## Stored items
####################

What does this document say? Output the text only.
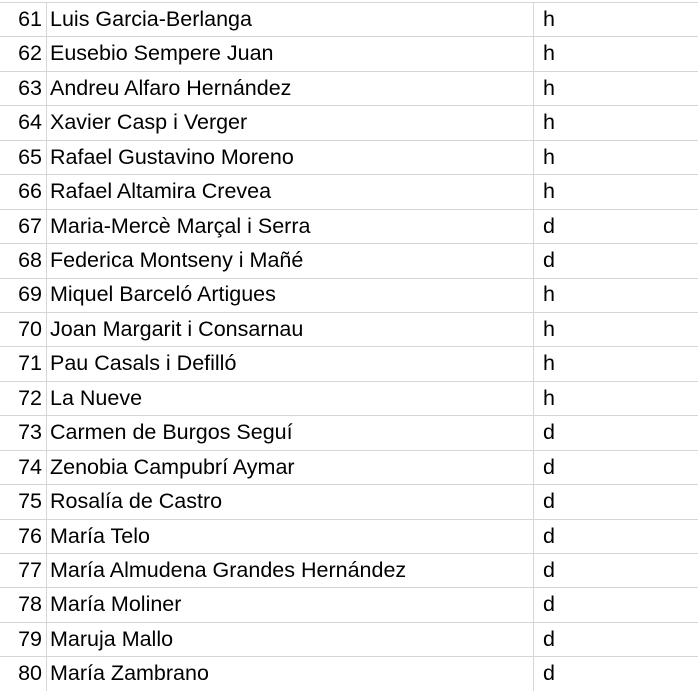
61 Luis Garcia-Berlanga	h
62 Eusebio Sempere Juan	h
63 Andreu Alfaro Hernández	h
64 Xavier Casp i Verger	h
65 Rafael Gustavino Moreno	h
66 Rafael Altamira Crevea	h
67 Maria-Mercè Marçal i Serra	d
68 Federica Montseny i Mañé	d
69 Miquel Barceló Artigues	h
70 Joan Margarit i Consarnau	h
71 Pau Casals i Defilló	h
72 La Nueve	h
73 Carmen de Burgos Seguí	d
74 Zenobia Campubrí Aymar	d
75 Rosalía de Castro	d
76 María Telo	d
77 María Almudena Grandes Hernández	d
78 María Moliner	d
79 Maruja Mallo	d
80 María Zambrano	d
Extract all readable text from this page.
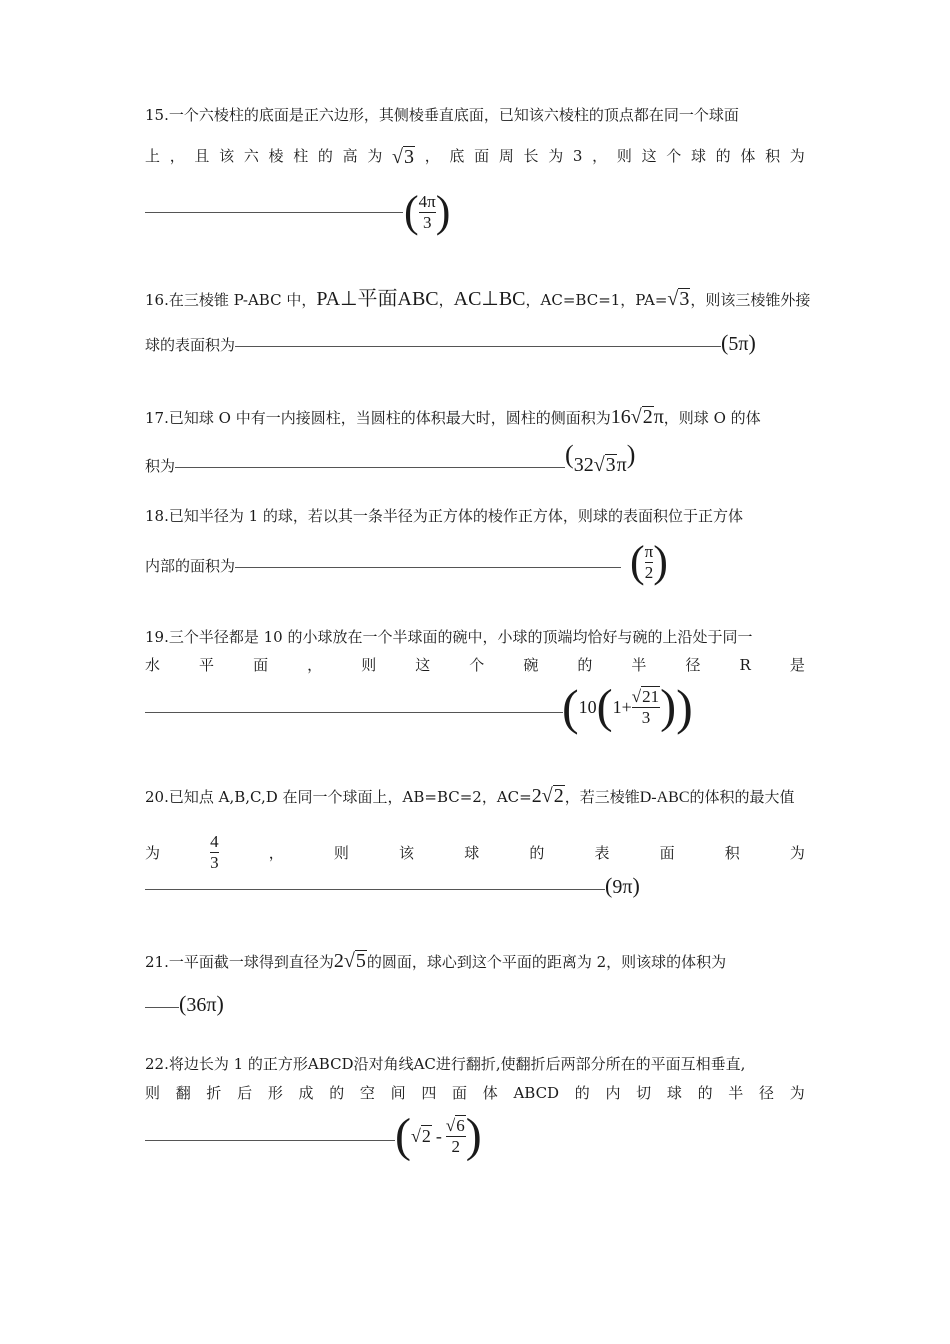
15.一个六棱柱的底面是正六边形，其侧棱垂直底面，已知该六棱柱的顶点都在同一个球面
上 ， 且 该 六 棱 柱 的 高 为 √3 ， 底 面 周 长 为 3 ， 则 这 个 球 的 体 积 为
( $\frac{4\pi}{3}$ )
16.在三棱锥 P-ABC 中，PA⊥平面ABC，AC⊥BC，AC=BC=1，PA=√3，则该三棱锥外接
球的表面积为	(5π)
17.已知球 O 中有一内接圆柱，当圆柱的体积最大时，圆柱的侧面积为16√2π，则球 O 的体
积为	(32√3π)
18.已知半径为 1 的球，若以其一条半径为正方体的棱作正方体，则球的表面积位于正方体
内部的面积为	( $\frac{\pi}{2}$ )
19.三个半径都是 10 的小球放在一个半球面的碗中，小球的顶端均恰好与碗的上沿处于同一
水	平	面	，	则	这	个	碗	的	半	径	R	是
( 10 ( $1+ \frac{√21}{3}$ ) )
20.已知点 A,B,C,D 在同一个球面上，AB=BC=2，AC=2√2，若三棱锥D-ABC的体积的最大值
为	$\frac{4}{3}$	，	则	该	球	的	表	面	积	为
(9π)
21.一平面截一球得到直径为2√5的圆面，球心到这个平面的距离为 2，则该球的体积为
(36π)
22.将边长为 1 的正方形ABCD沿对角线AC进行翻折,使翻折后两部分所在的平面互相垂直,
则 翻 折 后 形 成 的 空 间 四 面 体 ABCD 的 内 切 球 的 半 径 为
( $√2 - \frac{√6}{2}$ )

####################

## Task details
Output all of the data exactly as it stands, minus any images.

## Answer to the exercise
What does this document say? Output the text only.
61 Luis Garcia-Berlanga	h
62 Eusebio Sempere Juan	h
63 Andreu Alfaro Hernández	h
64 Xavier Casp i Verger	h
65 Rafael Gustavino Moreno	h
66 Rafael Altamira Crevea	h
67 Maria-Mercè Marçal i Serra	d
68 Federica Montseny i Mañé	d
69 Miquel Barceló Artigues	h
70 Joan Margarit i Consarnau	h
71 Pau Casals i Defilló	h
72 La Nueve	h
73 Carmen de Burgos Seguí	d
74 Zenobia Campubrí Aymar	d
75 Rosalía de Castro	d
76 María Telo	d
77 María Almudena Grandes Hernández	d
78 María Moliner	d
79 Maruja Mallo	d
80 María Zambrano	d
Extract all readable text from this page.
15.一个六棱柱的底面是正六边形，其侧棱垂直底面，已知该六棱柱的顶点都在同一个球面
上 ， 且 该 六 棱 柱 的 高 为 √3 ， 底 面 周 长 为 3 ， 则 这 个 球 的 体 积 为
( $\frac{4\pi}{3}$ )
16.在三棱锥 P-ABC 中，PA⊥平面ABC，AC⊥BC，AC=BC=1，PA=√3，则该三棱锥外接
球的表面积为	(5π)
17.已知球 O 中有一内接圆柱，当圆柱的体积最大时，圆柱的侧面积为16√2π，则球 O 的体
积为	(32√3π)
18.已知半径为 1 的球，若以其一条半径为正方体的棱作正方体，则球的表面积位于正方体
内部的面积为	( $\frac{\pi}{2}$ )
19.三个半径都是 10 的小球放在一个半球面的碗中，小球的顶端均恰好与碗的上沿处于同一
水	平	面	，	则	这	个	碗	的	半	径	R	是
( 10 ( $1+ \frac{√21}{3}$ ) )
20.已知点 A,B,C,D 在同一个球面上，AB=BC=2，AC=2√2，若三棱锥D-ABC的体积的最大值
为	$\frac{4}{3}$	，	则	该	球	的	表	面	积	为
(9π)
21.一平面截一球得到直径为2√5的圆面，球心到这个平面的距离为 2，则该球的体积为
(36π)
22.将边长为 1 的正方形ABCD沿对角线AC进行翻折,使翻折后两部分所在的平面互相垂直,
则 翻 折 后 形 成 的 空 间 四 面 体 ABCD 的 内 切 球 的 半 径 为
( $√2 - \frac{√6}{2}$ )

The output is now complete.